» **SHORT EXERCISE 1**:
Return the passage from the reader Q&A on suspending Parliament, word for word, between "Suspending Parliament might" and "not provide time.", inclusive.
» **SHORT EXERCISE 2**:
Answer these questions from the reader Q&A on suspending Parliament:
(a) What is the planned exit date for Brexit?
(b) For how many working days was Parliament closed in 2016?
(c) Under which act does a formal process begin if a majority of MPs vote against the government?
» **SHORT EXERCISE 3**:
Write what comes next in the reader Q&A on suspending Parliament, starting after its final sentence.

» **EXCERPTED TEXT**:
## Start
Prime Minister Boris Johnson's plan to suspend Parliament in September, before recommencing just 17 days before the scheduled Brexit date, has prompted many questions from our readers.

The idea of shutting down Parliament in this way - known as prorogation - has caused controversy in political circles, with critics saying it would stop MPs being able to play their democratic part in the Brexit process in the run-up to the planned exit date of 31 October.

We chose a sample of the questions we received from readers on this subject. Where we didn't know the answer, we enlisted the experts.

1. Could this lead to an early general election? - David Kuester

Suspending Parliament might well trigger an election, says the Institute for Government's Hannah White.

Ms White says it is probable the Speaker John Bercow - who has already called the government's plan "an offence against the democratic process" - will find an opportunity for the House of Commons to consider a motion of no confidence, even if the government does not provide time.

Image source, Getty Images

If a majority of MPs vote against the government, a formal process kicks off under the Fixed-term Parliaments Act.

This provides a two-week period in which an alternative government could attempt to command a majority before a general election is triggered.

Ms White adds that any attempt to prorogue Parliament to pursue a no-deal policy is likely to prompt an election. "That may even be the intention," she says.

2. How long is the normal period of suspension before a Queen's Speech? - Anon

Image source, PA Media

It's normal for new governments to shut down Parliament in order to hold a Queen's Speech.

The length of time varies - in 2016 Parliament was closed for four working days, while in 2014 it was closed for 13 days.

This year, if Parliament was suspended at the earliest proposed date of Monday, 9 September, it would be shut down for 25 working days before the new Queen's Speech on 14 October.

The Queen's Speech itself is a list of laws the government hopes to get approved by Parliament over the coming year. By convention, it is announced by the Sovereign in the presence of MPs, peers and other dignitaries in the House of Lords.
## End
» **SOURCE DATA**:
## Start
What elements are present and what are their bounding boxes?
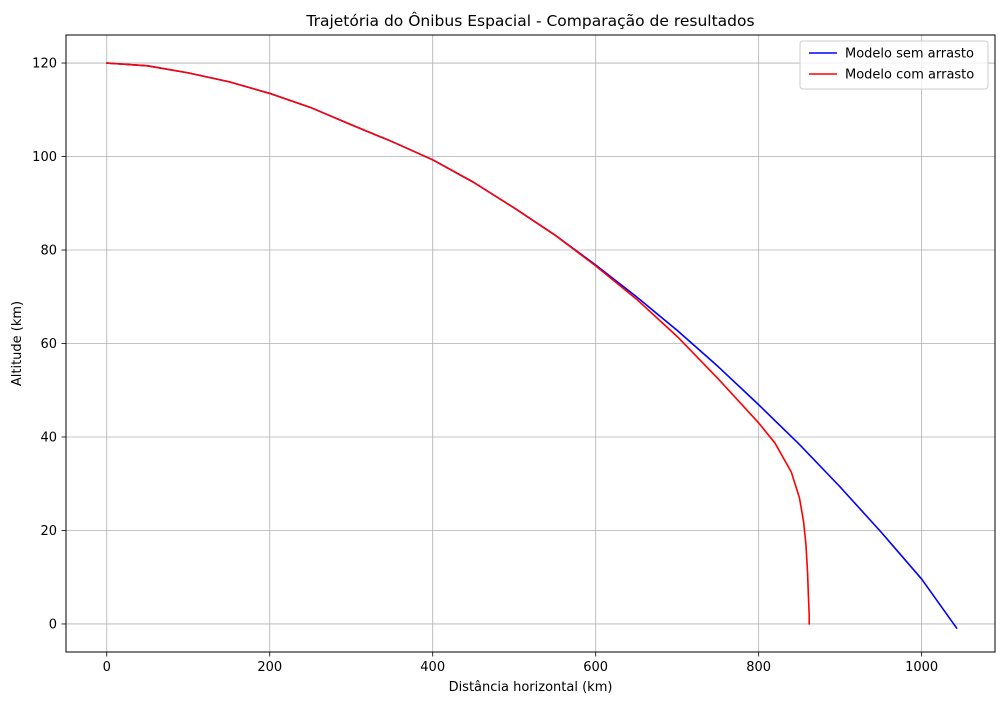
## End
» **FINAL RESULT 1**:
Suspending Parliament might well trigger an election, says the Institute for Government's Hannah White.

Ms White says it is probable the Speaker John Bercow - who has already called the government's plan "an offence against the democratic process" - will find an opportunity for the House of Commons to consider a motion of no confidence, even if the government does not provide time.

» **FINAL RESULT 2**:
(a) 31 October
(b) Four working days
(c) The Fixed-term Parliaments Act

» **FINAL RESULT 3**:
It also marks the start of the parliamentary year.

3. Could the Queen have said no? - David Stephens

Image source, Reuters

It would have been impossible for the Queen to turn down the prime minister's request, our royal correspondent Jonny Dymond writes.

The Queen acts on the advice of her prime minister.

While many, many people may be upset that Parliament is not going to sit at such time, precedent is on the side of those making this decision.

The idea is these things are settled in the Palace of Westminster, not Buckingham Palace.

BBC royal correspondent Nicholas Witchell adds: "It is most unlikely we will ever get any authoritative insight into what the Queen thought about the prime minister's request.

"In theory there are areas, known as the 'royal prerogative' where the monarch does have discretion, but in practice that discretion is a fantasy.

"The UK has a head of state who has always followed precedent and observed the rock-solid convention that as a constitutional monarch she is bound to follow the formal advice of her prime minister.

"To have rejected such advice would have taken us into even deeper constitutional waters, in which the monarch of the day might feel emboldened to follow his or her private instincts rather than the guidance of the duly-elected government of the day.

"So when the Privy Council met at Balmoral the Queen did the only thing she could do. But I believe we can say that these events will have caused significant unease within the palace. Their absolute priority has been to keep her away from the Brexit debate."

4. How many actual sitting days will be lost? What laws currently passing through Parliament will be killed off by the prorogation? - Tom

Parliament was expected to take a break or "recess" anyway from roughly 13 September - 8 October.

Official dates for recess are not actually confirmed, so it is hard to have a definitive number on how many actual sitting days will be lost. However, in theory, it will be between three and eight parliamentary days.

MPs have to approve recess dates unlike prorogations which they will not be consulted on.

On the laws currently passing through Parliament, the Institute for Government says that once Parliament is prorogued, most parliamentary business comes to an end and any unfinished business falls.

However, it is possible to carry over some government bills into the next session, the think tank says, with the agreement of representatives of the main parties.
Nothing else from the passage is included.